Required work
Pick out every line in the records below that contains the string "vacuum", matching case exactly, and copy each line out.

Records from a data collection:
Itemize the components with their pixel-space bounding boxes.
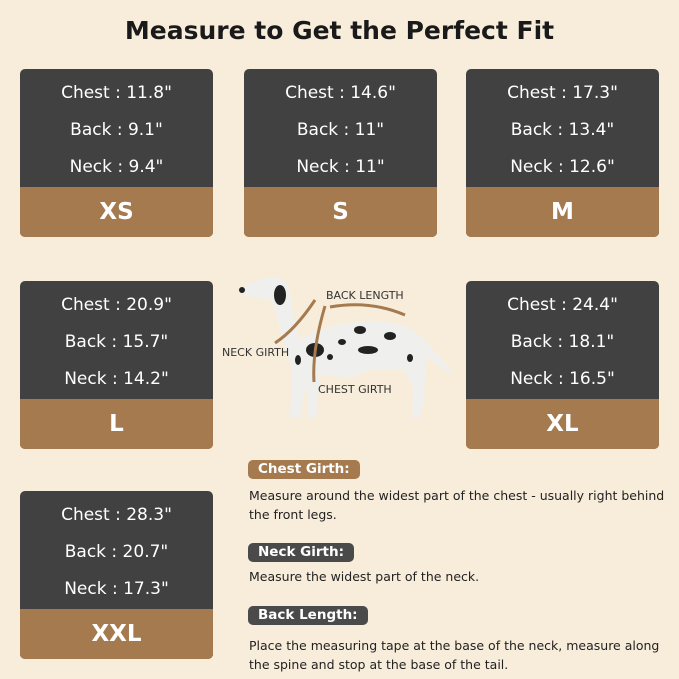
size-card-xs: Chest : 11.8" Back : 9.1" Neck : 9.4" XS [20,69,213,237]
back-value: Back : 13.4" [510,120,615,140]
back-value: Back : 15.7" [64,332,169,352]
chest-value: Chest : 24.4" [507,295,618,315]
chest-value: Chest : 11.8" [61,83,172,103]
chest-girth-label: CHEST GIRTH [318,383,392,396]
chest-value: Chest : 17.3" [507,83,618,103]
neck-value: Neck : 14.2" [64,369,169,389]
neck-girth-label: NECK GIRTH [222,346,290,359]
neck-value: Neck : 17.3" [64,579,169,599]
back-length-description: Place the measuring tape at the base of … [249,638,660,672]
page-title: Measure to Get the Perfect Fit [124,16,555,45]
chest-value: Chest : 14.6" [285,83,396,103]
back-length-label: BACK LENGTH [326,289,404,302]
back-value: Back : 9.1" [70,120,163,140]
size-label: M [466,187,659,237]
chest-girth-description: Measure around the widest part of the ch… [249,488,665,522]
neck-value: Neck : 12.6" [510,157,615,177]
size-label: XL [466,399,659,449]
back-value: Back : 11" [296,120,385,140]
neck-value: Neck : 11" [296,157,385,177]
dalmatian-illustration [239,277,452,418]
size-label: L [20,399,213,449]
neck-value: Neck : 9.4" [69,157,164,177]
size-card-l: Chest : 20.9" Back : 15.7" Neck : 14.2" L [20,281,213,449]
size-card-xl: Chest : 24.4" Back : 18.1" Neck : 16.5" XL [466,281,659,449]
chest-value: Chest : 20.9" [61,295,172,315]
size-label: XS [20,187,213,237]
size-label: S [244,187,437,237]
back-value: Back : 20.7" [64,542,169,562]
size-card-xxl: Chest : 28.3" Back : 20.7" Neck : 17.3" XX… [20,491,213,659]
chest-girth-tag: Chest Girth: [248,460,360,479]
size-label: XXL [20,609,213,659]
size-card-m: Chest : 17.3" Back : 13.4" Neck : 12.6" M [466,69,659,237]
chest-value: Chest : 28.3" [61,505,172,525]
size-card-s: Chest : 14.6" Back : 11" Neck : 11" S [244,69,437,237]
neck-girth-description: Measure the widest part of the neck. [249,569,480,584]
neck-value: Neck : 16.5" [510,369,615,389]
neck-girth-tag: Neck Girth: [248,543,354,562]
back-value: Back : 18.1" [510,332,615,352]
back-length-tag: Back Length: [248,606,368,625]
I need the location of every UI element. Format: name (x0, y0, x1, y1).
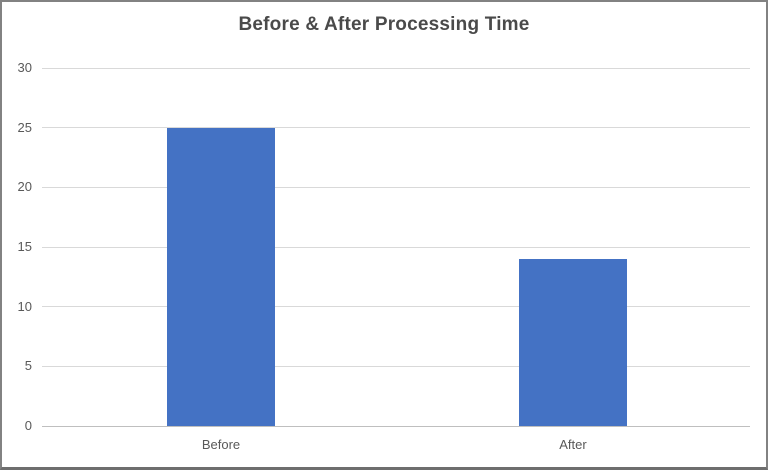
bar-after (519, 258, 627, 426)
chart-title: Before & After Processing Time (238, 14, 530, 35)
gridline (42, 306, 750, 308)
y-axis-tick-label: 30 (17, 60, 32, 75)
gridline (42, 246, 750, 248)
x-axis-line (42, 425, 750, 427)
gridline (42, 67, 750, 69)
y-axis-tick-label: 20 (17, 179, 32, 195)
y-axis-tick-label: 15 (17, 239, 32, 254)
gridline (42, 365, 750, 367)
y-axis-tick-label: 25 (17, 119, 32, 135)
gridline (42, 186, 750, 188)
x-axis-label: Before (201, 437, 241, 452)
y-axis-tick-label: 0 (24, 418, 32, 433)
bar-before (167, 127, 275, 426)
y-axis-tick-label: 10 (17, 298, 32, 314)
x-axis-label: After (559, 437, 587, 452)
y-axis-tick-label: 5 (24, 358, 32, 374)
gridline (42, 127, 750, 129)
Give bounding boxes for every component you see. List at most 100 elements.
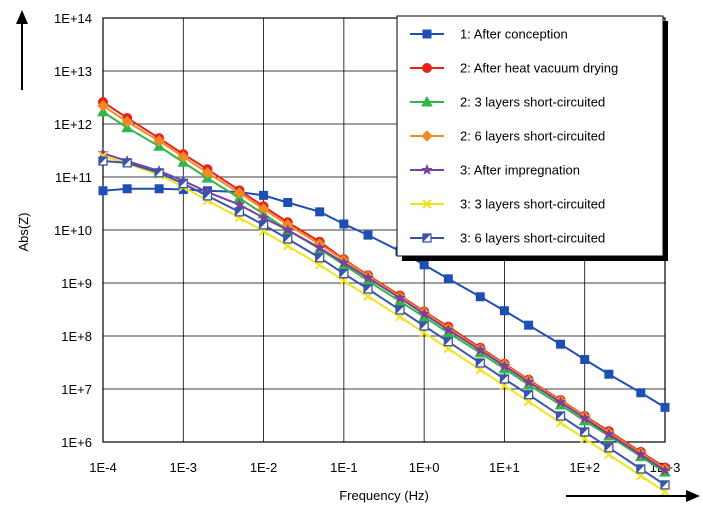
- data-point-fill: [339, 269, 348, 278]
- y-tick-label: 1E+9: [61, 276, 92, 291]
- y-tick-label: 1E+10: [54, 223, 92, 238]
- data-point: [443, 274, 453, 284]
- data-point-fill: [99, 157, 107, 166]
- data-point: [177, 151, 189, 163]
- data-point: [315, 207, 325, 217]
- data-point: [98, 186, 108, 196]
- legend-label: 2: 6 layers short-circuited: [460, 129, 605, 144]
- data-point: [474, 343, 487, 356]
- data-point: [578, 412, 591, 424]
- y-tick-label: 1E+7: [61, 382, 92, 397]
- data-point: [556, 339, 566, 349]
- x-tick-label: 1E-3: [170, 460, 197, 475]
- data-point: [233, 187, 246, 199]
- data-point: [233, 198, 246, 210]
- legend-label: 3: After impregnation: [460, 163, 580, 178]
- x-tick-label: 1E+0: [409, 460, 440, 475]
- data-point: [281, 223, 294, 235]
- data-point: [580, 355, 590, 365]
- data-point-fill: [203, 191, 212, 200]
- data-point: [603, 428, 615, 440]
- data-point-fill: [364, 285, 373, 294]
- x-tick-label: 1E-2: [250, 460, 277, 475]
- series-line: [102, 154, 666, 493]
- data-point: [419, 260, 429, 270]
- series-line: [102, 160, 666, 486]
- series-7: [98, 156, 670, 490]
- y-tick-label: 1E+6: [61, 435, 92, 450]
- data-point-fill: [500, 374, 509, 383]
- legend-marker: [421, 95, 433, 107]
- data-point: [257, 211, 270, 223]
- legend-item: 3: 6 layers short-circuited: [410, 231, 605, 246]
- data-point: [283, 198, 293, 208]
- data-point: [363, 291, 373, 302]
- legend-marker: [421, 130, 433, 142]
- data-point: [97, 100, 109, 112]
- data-point: [499, 306, 509, 316]
- legend-label: 2: 3 layers short-circuited: [460, 95, 605, 110]
- y-axis-label: Abs(Z): [16, 213, 31, 252]
- data-point-fill: [395, 305, 404, 314]
- x-axis-label: Frequency (Hz): [339, 488, 429, 503]
- legend-label: 1: After conception: [460, 27, 568, 42]
- y-axis-arrow-head: [16, 10, 28, 24]
- legend-label: 2: After heat vacuum drying: [460, 61, 618, 76]
- data-point-fill: [123, 158, 132, 167]
- data-point: [362, 271, 374, 283]
- data-point-fill: [556, 411, 565, 420]
- y-tick-label: 1E+8: [61, 329, 92, 344]
- legend-marker: [421, 163, 433, 175]
- data-point: [636, 388, 646, 398]
- data-point: [524, 320, 534, 330]
- x-tick-label: 1E-4: [89, 460, 116, 475]
- data-point: [363, 230, 373, 240]
- data-point-fill: [259, 220, 268, 229]
- x-tick-label: 1E+2: [569, 460, 600, 475]
- y-tick-label: 1E+12: [54, 117, 92, 132]
- data-point-fill: [476, 358, 485, 367]
- data-point: [122, 184, 132, 194]
- data-point-fill: [604, 443, 613, 452]
- series-6: [98, 151, 670, 497]
- legend-item: 3: After impregnation: [410, 163, 580, 178]
- series-line: [102, 105, 666, 470]
- legend-item: 2: 6 layers short-circuited: [410, 129, 605, 144]
- data-point: [659, 464, 671, 476]
- data-point-fill: [315, 253, 324, 262]
- x-tick-label: 1E-1: [330, 460, 357, 475]
- data-point: [121, 116, 133, 128]
- data-point: [604, 369, 614, 379]
- data-point: [418, 307, 431, 320]
- data-point-fill: [524, 390, 533, 399]
- series-line: [102, 152, 666, 472]
- series-line: [102, 110, 666, 473]
- data-point-fill: [444, 337, 453, 346]
- data-point: [498, 359, 511, 372]
- legend-marker: [422, 29, 432, 39]
- legend: 1: After conception 2: After heat vacuum …: [396, 15, 668, 261]
- data-point: [313, 241, 326, 253]
- legend-marker: [422, 63, 432, 73]
- data-point: [660, 402, 670, 412]
- legend-marker: [422, 199, 432, 209]
- legend-marker-fill: [423, 234, 431, 242]
- data-point: [153, 135, 165, 147]
- y-tick-label: 1E+11: [55, 170, 92, 185]
- axis-arrows: [16, 10, 700, 502]
- data-point: [522, 375, 535, 388]
- legend-label: 3: 6 layers short-circuited: [460, 231, 605, 246]
- data-point-fill: [235, 207, 244, 216]
- data-point-fill: [420, 321, 429, 330]
- data-point: [634, 448, 647, 460]
- data-point-fill: [179, 179, 188, 188]
- x-tick-label: 1E+1: [489, 460, 520, 475]
- data-point: [259, 190, 269, 200]
- data-point-fill: [283, 234, 292, 243]
- legend-item: 1: After conception: [410, 27, 568, 42]
- legend-item: 2: 3 layers short-circuited: [410, 95, 605, 110]
- data-point: [475, 292, 485, 302]
- data-point: [337, 256, 350, 268]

Reply to the task
- legend-label: 2: After heat vacuum drying: [460, 61, 618, 76]
- legend: 1: After conception 2: After heat vacuum …: [396, 15, 668, 261]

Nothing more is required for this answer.